▶ _The request_:
Copy out the listing lines verbatim, from the line containing "What elements are" through the line containing "- required-task-points: 2", and leave out the pictures.

▶ _Material for this exercise_:

---+---

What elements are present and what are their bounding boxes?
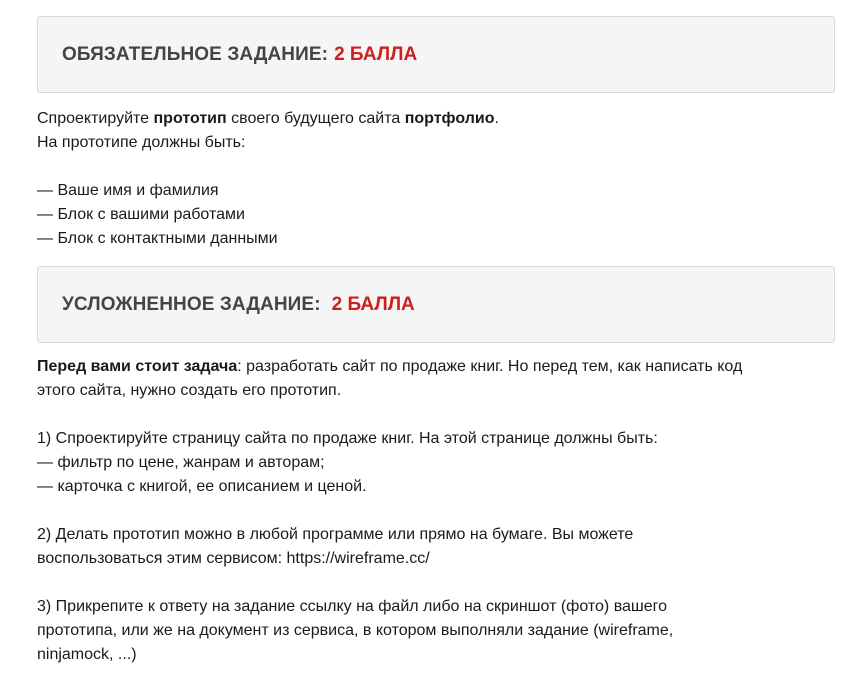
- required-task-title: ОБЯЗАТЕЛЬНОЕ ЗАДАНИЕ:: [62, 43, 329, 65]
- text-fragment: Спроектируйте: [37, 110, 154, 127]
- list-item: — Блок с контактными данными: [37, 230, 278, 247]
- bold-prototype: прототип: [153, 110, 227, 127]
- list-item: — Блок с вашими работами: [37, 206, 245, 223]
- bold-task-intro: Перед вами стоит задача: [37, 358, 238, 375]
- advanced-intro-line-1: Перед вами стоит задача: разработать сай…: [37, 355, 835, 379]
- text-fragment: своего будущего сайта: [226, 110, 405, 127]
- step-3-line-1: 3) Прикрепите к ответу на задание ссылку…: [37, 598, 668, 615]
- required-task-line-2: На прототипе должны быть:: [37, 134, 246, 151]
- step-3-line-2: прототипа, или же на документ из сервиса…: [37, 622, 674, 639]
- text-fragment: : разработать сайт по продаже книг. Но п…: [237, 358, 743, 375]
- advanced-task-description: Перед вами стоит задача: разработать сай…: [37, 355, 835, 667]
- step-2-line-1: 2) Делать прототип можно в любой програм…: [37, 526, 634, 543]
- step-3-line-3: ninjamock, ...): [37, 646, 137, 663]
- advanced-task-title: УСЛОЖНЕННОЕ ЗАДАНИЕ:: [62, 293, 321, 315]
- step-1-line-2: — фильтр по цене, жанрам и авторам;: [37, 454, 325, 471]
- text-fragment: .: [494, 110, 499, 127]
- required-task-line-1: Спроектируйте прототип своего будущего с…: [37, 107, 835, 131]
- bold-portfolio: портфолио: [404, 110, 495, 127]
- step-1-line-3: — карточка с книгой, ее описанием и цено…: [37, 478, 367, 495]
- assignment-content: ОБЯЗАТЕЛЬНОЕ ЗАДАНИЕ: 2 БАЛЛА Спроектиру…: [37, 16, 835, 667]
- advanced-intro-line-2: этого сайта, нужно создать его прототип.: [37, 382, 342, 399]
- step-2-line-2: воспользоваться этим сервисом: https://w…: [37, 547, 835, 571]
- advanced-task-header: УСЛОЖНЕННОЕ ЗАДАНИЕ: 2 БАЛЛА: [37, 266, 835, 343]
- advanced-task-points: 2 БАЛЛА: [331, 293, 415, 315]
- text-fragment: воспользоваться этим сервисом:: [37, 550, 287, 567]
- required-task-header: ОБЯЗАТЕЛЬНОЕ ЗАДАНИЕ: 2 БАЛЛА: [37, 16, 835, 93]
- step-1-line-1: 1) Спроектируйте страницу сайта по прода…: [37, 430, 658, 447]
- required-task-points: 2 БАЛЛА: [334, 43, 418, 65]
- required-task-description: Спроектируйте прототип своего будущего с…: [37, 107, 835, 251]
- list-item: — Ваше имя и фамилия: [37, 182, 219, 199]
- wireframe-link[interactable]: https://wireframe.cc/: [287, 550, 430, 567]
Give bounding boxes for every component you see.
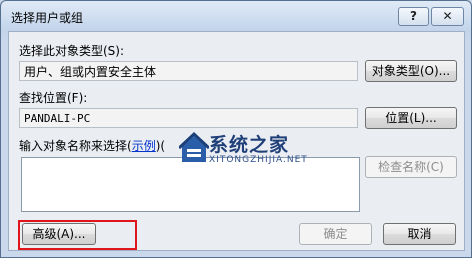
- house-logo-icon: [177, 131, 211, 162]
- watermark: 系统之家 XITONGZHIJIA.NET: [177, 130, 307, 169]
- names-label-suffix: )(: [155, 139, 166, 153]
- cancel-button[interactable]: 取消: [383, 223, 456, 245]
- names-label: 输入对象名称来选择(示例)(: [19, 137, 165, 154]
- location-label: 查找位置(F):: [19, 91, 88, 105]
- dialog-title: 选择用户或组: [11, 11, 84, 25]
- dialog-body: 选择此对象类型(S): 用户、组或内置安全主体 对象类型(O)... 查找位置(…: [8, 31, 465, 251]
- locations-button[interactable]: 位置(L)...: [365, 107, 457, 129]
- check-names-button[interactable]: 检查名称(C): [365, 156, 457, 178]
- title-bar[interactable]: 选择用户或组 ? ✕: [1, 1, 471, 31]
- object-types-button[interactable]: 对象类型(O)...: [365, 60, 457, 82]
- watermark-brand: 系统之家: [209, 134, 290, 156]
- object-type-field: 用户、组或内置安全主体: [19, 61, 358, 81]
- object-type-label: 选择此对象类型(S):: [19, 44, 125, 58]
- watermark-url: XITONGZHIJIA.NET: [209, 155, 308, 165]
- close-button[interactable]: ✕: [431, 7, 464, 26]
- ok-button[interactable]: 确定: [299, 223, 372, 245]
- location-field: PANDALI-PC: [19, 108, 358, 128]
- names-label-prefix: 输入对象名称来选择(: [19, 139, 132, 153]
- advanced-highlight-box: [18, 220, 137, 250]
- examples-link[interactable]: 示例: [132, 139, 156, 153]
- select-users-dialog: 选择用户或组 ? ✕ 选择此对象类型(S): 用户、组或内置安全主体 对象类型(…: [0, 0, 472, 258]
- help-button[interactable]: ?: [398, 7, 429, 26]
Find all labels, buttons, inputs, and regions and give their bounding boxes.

---+---

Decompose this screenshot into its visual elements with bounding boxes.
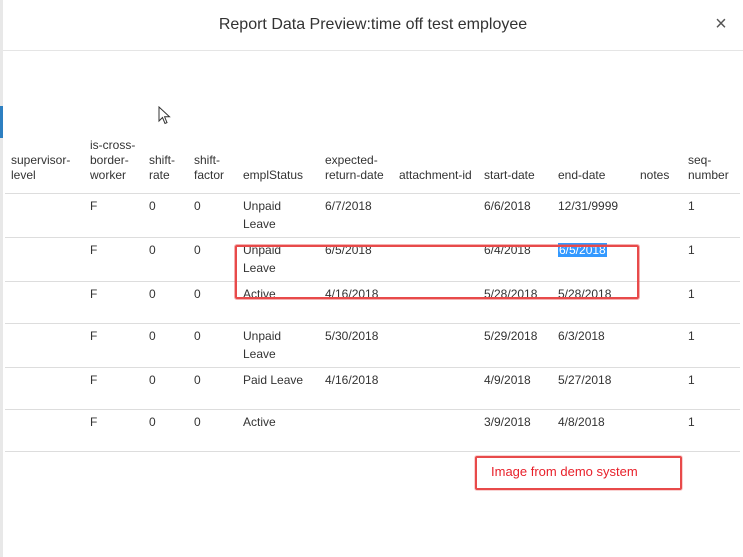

---+---

▶ _Written answer_:
What elements are present and what are their bounding boxes?
- required-task-title: ОБЯЗАТЕЛЬНОЕ ЗАДАНИЕ:: [62, 43, 329, 65]
- text-fragment: Спроектируйте: [37, 110, 154, 127]
- list-item: — Блок с контактными данными: [37, 230, 278, 247]
- bold-prototype: прототип: [153, 110, 227, 127]
- list-item: — Блок с вашими работами: [37, 206, 245, 223]
- bold-task-intro: Перед вами стоит задача: [37, 358, 238, 375]
- advanced-intro-line-1: Перед вами стоит задача: разработать сай…: [37, 355, 835, 379]
- text-fragment: своего будущего сайта: [226, 110, 405, 127]
- step-3-line-1: 3) Прикрепите к ответу на задание ссылку…: [37, 598, 668, 615]
- required-task-line-2: На прототипе должны быть:: [37, 134, 246, 151]
- step-3-line-2: прототипа, или же на документ из сервиса…: [37, 622, 674, 639]
- text-fragment: : разработать сайт по продаже книг. Но п…: [237, 358, 743, 375]
- advanced-task-description: Перед вами стоит задача: разработать сай…: [37, 355, 835, 667]
- step-2-line-1: 2) Делать прототип можно в любой програм…: [37, 526, 634, 543]
- step-3-line-3: ninjamock, ...): [37, 646, 137, 663]
- advanced-task-title: УСЛОЖНЕННОЕ ЗАДАНИЕ:: [62, 293, 321, 315]
- step-1-line-2: — фильтр по цене, жанрам и авторам;: [37, 454, 325, 471]
- text-fragment: .: [494, 110, 499, 127]
- required-task-line-1: Спроектируйте прототип своего будущего с…: [37, 107, 835, 131]
- bold-portfolio: портфолио: [404, 110, 495, 127]
- step-1-line-3: — карточка с книгой, ее описанием и цено…: [37, 478, 367, 495]
- assignment-content: ОБЯЗАТЕЛЬНОЕ ЗАДАНИЕ: 2 БАЛЛА Спроектиру…: [37, 16, 835, 667]
- advanced-intro-line-2: этого сайта, нужно создать его прототип.: [37, 382, 342, 399]
- step-2-line-2: воспользоваться этим сервисом: https://w…: [37, 547, 835, 571]
- advanced-task-header: УСЛОЖНЕННОЕ ЗАДАНИЕ: 2 БАЛЛА: [37, 266, 835, 343]
- advanced-task-points: 2 БАЛЛА: [331, 293, 415, 315]
- text-fragment: воспользоваться этим сервисом:: [37, 550, 287, 567]
- required-task-header: ОБЯЗАТЕЛЬНОЕ ЗАДАНИЕ: 2 БАЛЛА: [37, 16, 835, 93]
- step-1-line-1: 1) Спроектируйте страницу сайта по прода…: [37, 430, 658, 447]
- required-task-points: 2 БАЛЛА: [334, 43, 418, 65]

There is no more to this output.